== TEXT PASSAGE ==
Apart from all of the wind, the most difficult part of playing on the beach was probably running in the sand.  I have no experience doing athletic things on the beach, so I hadn't realized how hard it would be.  I'm not fast to begin with, but I felt so slow during the games.  To cut well you need to be fast and sprinting, but in the sand we had to adjust to the slowed running pace.  Even after a short point of only a few minutes, I'd come off the field out of breath as we rotated players.  My conclusion: It's really hard to run in sand!

As I've mentioned in previous ultimate posts, after post-game circles we usually play some sort of game with the other team.  One of these games is called "Ninjas," and I was finally able to capture pictures of people playing!

Playing Ninjas after our first game
You all begin in a circle, then on the count of three everyone takes a huge jump back, landing in some sort of ninja position.  One person begins, and they can make one movement towards any direction, moving the arms, body, legs, whatever.  You can move all of those things at once, it just has to be in one swift, fast motion.  The purpose is to hit the hand of one of the other players, but to not let your hands get hit by others.  If you hand gets hit, you're out of the game.  If the person to your left or right makes their movement towards you, you can make one defense movement, moving your hand away from them as they attack.

We played two ultimate games that afternoon, as we only had the space on the beach until 5 something.  But it was just fine with me that we didn't play 4-5 games like at the other tournaments I'd been to, as playing in the sand was exhausting, and my left knee wasn't in the best shape.

Los Quijotes in Valencia
At some point after 6, we had a late lunch with all of the players, cooked by one of the Valencian ultimate players.  Afterwards the five of us that were staying the night (the other Madrid players drove back Saturday night) drove around in search of our hostel to check-in and take showers.

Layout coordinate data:
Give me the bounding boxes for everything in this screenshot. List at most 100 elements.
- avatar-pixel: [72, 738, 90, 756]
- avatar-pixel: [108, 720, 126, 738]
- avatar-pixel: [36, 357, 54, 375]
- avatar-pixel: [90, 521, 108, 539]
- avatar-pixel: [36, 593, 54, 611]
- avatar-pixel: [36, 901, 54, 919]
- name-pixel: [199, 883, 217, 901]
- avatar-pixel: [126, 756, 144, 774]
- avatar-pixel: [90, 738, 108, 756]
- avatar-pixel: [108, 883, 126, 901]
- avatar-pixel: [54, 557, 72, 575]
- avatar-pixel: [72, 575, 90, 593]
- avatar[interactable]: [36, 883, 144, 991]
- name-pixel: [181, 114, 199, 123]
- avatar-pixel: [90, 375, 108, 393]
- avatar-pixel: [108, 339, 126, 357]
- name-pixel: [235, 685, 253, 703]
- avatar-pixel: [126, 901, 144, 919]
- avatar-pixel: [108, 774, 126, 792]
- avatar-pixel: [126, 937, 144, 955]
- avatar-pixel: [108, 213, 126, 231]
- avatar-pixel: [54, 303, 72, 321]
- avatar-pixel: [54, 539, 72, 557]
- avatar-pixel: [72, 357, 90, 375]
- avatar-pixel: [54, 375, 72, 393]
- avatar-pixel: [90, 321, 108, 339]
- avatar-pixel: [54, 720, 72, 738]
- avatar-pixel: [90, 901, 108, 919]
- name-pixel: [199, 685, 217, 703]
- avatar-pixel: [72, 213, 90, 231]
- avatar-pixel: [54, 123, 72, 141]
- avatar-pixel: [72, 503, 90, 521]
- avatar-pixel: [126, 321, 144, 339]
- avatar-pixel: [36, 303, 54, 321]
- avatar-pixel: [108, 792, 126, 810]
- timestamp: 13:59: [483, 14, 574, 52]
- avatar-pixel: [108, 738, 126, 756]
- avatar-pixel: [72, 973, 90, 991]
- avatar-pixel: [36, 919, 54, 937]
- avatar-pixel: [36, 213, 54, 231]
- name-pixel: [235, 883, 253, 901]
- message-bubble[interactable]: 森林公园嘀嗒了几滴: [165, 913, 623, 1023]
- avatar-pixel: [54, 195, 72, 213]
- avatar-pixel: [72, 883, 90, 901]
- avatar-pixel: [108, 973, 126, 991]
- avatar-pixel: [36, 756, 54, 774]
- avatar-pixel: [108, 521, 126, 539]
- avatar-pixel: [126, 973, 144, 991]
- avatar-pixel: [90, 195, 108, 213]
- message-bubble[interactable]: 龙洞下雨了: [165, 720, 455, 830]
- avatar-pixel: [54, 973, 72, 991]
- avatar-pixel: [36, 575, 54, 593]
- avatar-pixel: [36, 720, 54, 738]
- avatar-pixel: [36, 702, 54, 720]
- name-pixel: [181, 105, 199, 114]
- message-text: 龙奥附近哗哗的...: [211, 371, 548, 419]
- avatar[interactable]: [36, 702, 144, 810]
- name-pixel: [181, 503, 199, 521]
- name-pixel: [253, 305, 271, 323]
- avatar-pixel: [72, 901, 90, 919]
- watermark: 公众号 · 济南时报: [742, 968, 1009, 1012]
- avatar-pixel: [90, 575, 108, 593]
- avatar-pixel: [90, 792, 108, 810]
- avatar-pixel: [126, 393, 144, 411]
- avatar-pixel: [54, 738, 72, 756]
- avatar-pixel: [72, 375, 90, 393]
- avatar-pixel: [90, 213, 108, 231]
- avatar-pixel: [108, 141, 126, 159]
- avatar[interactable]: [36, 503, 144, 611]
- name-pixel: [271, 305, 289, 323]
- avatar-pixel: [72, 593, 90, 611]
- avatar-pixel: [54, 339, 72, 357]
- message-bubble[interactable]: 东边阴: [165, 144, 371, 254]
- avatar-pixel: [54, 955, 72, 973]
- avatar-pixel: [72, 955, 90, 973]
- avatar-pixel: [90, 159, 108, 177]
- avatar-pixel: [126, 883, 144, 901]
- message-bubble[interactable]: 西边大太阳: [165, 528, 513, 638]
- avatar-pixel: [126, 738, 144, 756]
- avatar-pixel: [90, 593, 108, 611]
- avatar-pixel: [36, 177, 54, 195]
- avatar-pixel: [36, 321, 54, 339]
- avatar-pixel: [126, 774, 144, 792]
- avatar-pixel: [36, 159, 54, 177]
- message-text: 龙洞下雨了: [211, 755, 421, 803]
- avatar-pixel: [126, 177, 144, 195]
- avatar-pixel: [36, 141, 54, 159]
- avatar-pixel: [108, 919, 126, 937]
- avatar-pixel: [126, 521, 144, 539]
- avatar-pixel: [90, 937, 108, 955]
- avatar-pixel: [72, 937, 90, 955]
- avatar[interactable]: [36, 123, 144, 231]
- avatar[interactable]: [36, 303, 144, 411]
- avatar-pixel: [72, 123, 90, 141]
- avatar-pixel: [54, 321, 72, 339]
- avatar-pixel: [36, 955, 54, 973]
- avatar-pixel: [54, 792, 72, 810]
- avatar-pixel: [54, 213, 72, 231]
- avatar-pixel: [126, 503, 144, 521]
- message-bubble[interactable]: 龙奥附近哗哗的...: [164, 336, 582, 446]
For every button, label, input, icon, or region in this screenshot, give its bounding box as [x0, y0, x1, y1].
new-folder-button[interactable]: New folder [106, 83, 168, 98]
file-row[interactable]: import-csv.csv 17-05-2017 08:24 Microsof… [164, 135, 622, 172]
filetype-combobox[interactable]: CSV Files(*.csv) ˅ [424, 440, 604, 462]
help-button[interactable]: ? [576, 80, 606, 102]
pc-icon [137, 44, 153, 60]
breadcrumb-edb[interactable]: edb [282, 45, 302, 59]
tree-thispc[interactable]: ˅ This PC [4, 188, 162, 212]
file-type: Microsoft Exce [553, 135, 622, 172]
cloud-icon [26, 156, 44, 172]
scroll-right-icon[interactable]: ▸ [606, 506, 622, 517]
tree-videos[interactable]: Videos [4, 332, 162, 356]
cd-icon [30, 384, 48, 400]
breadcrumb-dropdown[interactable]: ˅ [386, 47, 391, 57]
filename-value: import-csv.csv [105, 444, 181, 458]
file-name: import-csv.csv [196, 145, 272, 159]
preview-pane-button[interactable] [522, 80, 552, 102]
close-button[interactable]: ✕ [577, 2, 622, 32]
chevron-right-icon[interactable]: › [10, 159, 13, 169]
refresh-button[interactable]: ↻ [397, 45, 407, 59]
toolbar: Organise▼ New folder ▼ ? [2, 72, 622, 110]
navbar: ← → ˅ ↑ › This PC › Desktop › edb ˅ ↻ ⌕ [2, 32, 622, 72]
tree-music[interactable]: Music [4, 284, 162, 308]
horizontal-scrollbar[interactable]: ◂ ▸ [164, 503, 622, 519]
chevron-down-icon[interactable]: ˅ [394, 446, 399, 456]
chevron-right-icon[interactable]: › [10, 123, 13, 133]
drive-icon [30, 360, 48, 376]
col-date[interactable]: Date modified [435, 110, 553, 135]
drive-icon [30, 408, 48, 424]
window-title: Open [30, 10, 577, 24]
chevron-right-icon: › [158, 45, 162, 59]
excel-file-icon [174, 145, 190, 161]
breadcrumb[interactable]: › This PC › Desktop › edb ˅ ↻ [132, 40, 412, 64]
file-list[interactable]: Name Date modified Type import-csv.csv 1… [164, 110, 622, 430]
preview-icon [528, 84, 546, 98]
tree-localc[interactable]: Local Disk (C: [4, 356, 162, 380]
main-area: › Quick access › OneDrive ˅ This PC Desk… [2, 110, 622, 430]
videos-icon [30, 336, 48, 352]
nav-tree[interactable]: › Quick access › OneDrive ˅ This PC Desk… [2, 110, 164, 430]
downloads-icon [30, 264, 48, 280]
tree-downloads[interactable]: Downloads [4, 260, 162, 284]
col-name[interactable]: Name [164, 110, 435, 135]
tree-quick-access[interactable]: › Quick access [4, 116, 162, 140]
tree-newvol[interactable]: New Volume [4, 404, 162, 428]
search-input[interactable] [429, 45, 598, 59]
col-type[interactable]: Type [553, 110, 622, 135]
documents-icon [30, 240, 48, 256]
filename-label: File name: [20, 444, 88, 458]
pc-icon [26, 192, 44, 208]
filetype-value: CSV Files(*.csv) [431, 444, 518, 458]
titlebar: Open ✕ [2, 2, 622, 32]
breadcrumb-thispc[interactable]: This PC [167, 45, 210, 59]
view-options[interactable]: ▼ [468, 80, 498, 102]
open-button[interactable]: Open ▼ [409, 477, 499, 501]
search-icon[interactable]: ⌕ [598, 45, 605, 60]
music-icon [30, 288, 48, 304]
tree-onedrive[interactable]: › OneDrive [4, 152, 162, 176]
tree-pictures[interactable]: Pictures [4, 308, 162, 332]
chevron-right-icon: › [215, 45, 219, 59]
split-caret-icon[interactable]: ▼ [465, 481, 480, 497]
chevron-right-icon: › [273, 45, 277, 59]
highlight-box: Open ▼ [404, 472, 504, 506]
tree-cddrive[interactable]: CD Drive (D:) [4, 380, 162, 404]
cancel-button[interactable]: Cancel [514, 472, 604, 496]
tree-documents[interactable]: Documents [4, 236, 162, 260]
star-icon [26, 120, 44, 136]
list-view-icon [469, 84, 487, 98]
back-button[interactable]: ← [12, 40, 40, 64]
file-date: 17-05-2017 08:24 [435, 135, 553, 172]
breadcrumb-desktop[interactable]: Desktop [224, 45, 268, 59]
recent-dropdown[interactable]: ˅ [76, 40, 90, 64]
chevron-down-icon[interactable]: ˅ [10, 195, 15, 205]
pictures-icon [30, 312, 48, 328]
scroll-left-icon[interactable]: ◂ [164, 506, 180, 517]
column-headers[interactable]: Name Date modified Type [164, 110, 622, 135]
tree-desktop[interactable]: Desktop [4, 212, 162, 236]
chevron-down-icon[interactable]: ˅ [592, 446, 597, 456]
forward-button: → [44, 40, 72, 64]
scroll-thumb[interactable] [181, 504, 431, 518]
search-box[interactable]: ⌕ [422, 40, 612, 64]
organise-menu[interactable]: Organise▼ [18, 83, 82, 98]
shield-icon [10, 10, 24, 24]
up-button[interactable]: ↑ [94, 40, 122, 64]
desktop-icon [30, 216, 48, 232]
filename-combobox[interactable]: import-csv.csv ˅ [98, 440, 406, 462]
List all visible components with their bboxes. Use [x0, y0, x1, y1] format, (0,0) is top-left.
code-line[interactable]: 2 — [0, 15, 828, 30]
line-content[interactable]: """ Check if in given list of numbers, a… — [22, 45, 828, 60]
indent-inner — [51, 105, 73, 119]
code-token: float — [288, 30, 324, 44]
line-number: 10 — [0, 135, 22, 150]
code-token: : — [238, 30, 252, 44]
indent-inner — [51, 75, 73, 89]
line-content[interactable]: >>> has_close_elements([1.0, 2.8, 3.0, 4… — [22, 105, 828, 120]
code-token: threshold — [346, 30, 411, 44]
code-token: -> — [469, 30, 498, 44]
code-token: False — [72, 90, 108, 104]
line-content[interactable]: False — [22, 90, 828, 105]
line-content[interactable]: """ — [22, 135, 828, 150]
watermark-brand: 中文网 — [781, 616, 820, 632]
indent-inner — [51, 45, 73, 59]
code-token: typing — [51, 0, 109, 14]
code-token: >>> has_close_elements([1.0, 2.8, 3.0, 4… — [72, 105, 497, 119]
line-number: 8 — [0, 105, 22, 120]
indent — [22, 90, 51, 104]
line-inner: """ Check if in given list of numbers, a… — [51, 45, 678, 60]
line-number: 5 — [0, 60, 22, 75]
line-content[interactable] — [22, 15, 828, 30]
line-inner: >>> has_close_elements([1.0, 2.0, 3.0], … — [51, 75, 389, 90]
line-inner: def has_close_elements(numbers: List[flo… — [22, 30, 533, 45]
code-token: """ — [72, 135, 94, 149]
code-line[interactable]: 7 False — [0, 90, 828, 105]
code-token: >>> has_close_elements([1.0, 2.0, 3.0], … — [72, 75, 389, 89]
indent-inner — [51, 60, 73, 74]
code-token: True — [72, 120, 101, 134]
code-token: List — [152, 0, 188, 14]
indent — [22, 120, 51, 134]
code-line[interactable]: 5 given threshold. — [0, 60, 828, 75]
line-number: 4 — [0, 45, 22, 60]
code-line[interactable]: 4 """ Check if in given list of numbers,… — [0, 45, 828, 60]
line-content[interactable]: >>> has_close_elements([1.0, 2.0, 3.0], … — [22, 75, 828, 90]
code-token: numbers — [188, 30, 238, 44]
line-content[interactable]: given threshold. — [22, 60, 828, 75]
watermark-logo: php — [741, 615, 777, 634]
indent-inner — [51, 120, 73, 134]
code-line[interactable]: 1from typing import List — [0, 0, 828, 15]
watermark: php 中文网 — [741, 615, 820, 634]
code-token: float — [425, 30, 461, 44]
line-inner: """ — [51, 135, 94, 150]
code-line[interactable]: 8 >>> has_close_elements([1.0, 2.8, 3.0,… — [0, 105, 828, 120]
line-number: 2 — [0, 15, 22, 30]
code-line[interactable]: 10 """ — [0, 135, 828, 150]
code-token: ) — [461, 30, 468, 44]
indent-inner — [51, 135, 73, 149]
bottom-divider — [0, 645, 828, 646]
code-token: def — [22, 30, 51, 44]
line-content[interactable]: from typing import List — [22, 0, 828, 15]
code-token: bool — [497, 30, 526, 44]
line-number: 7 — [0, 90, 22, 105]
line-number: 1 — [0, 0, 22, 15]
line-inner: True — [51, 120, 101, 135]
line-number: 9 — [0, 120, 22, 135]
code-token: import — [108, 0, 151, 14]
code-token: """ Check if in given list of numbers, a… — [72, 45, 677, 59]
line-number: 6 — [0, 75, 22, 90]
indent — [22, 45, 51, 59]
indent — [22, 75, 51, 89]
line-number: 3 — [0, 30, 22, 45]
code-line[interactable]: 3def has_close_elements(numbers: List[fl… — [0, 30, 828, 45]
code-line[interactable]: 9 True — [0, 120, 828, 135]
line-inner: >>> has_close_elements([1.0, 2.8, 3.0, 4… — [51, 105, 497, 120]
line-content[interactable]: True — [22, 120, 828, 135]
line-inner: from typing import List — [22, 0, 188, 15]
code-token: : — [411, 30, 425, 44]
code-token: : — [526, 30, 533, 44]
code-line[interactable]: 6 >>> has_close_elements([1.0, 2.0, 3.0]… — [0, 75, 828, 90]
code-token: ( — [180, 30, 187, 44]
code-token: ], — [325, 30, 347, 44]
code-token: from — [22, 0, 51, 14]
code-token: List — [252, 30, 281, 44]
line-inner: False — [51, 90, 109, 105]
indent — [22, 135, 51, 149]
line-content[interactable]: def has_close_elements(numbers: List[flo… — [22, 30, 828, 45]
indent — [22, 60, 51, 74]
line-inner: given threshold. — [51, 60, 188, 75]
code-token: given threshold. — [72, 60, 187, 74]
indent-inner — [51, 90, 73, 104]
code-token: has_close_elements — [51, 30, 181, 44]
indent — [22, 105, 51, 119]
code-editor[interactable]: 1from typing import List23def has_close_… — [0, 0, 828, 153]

== PROBLEM 1 ==
Rewrite the paragraph of the beach ultimate post that starts "Apart from all of the wind" in a shorter form, keeping its main points.
== PROBLEM 2 ==
In the beach ultimate post, update the passage from "We played two" up to and including "and take showers.", replacing "late lunch" with "early dinner".
== PROBLEM 3 ==
Go on with the beach ultimate post from the point where it stops.

== TASK RESULT 1 ==
Besides the wind, running in the sand was the hardest part of playing on the beach. With no experience doing sports on sand and not being fast to begin with, the writer felt very slow. Cutting well takes fast sprinting, so the team had to adjust to the slower pace. Even after a short point of a few minutes, the writer came off the field out of breath. The conclusion: running in sand is really hard.

== TASK RESULT 2 ==
We played two ultimate games that afternoon, as we only had the space on the beach until 5 something.  But it was just fine with me that we didn't play 4-5 games like at the other tournaments I'd been to, as playing in the sand was exhausting, and my left knee wasn't in the best shape.

Los Quijotes in Valencia
At some point after 6, we had a early dinner with all of the players, cooked by one of the Valencian ultimate players.  Afterwards the five of us that were staying the night (the other Madrid players drove back Saturday night) drove around in search of our hostel to check-in and take showers.

== TASK RESULT 3 ==
It was another Hostelling International hostel!  Too bad my free year-long membership when I worked for the hostel in Madison has since expired.

Hostelling International!
After taking showers and changing, we headed back down to the other side of town, where Valencia's ultimate team had organized a night at a local bar.  We paid 12 euro each for unlimited beer, wine, sangria that night, as well as snack-y foods (tortilla española, ham, patatas bravas, etc.).

Hannah, me, Caroline
It was a fun night, though we didn't get back to our hostel until 4:30ish (am)... so it was nearly a 24-hour day for me!  Needless to say I was exhausted.

Would we play a hat tournament on Sunday? Or see more of Valencia before returning to Madrid?  Was I impressed by the city's graffiti or lunch?  Stay tuned!

Wednesday, November 9, 2011

Un torneo en Pamplona

Last weekend was lots of fun.  Although transportation plans weren't finalized until Friday morning, eight of us (four girls, four guys) drove to Pamplona in two cars Friday afternoon for a tournament on Saturday.  No car accidents this time!

For those of you who might not know, Pamplona is where they have the running of the bulls each year, during the festival of San Fermín.  But no running with bulls for us last weekend, just running for discs.

We were a much smaller and less-experienced group compared to the Madrid players that went to Rivas-Zaragoza two weeks earlier.  Oh, and guess what?  3/8ths of us were sconnies!  Imagine my surprise when I found out the girl that organized the trip was from Janesville, and another guy was from Milwaukee. Represent!

It was raining when we got there Friday night, with 90% chance of rain on Saturday.  We got settled into our hostel, then walked to the town center to find some dinner.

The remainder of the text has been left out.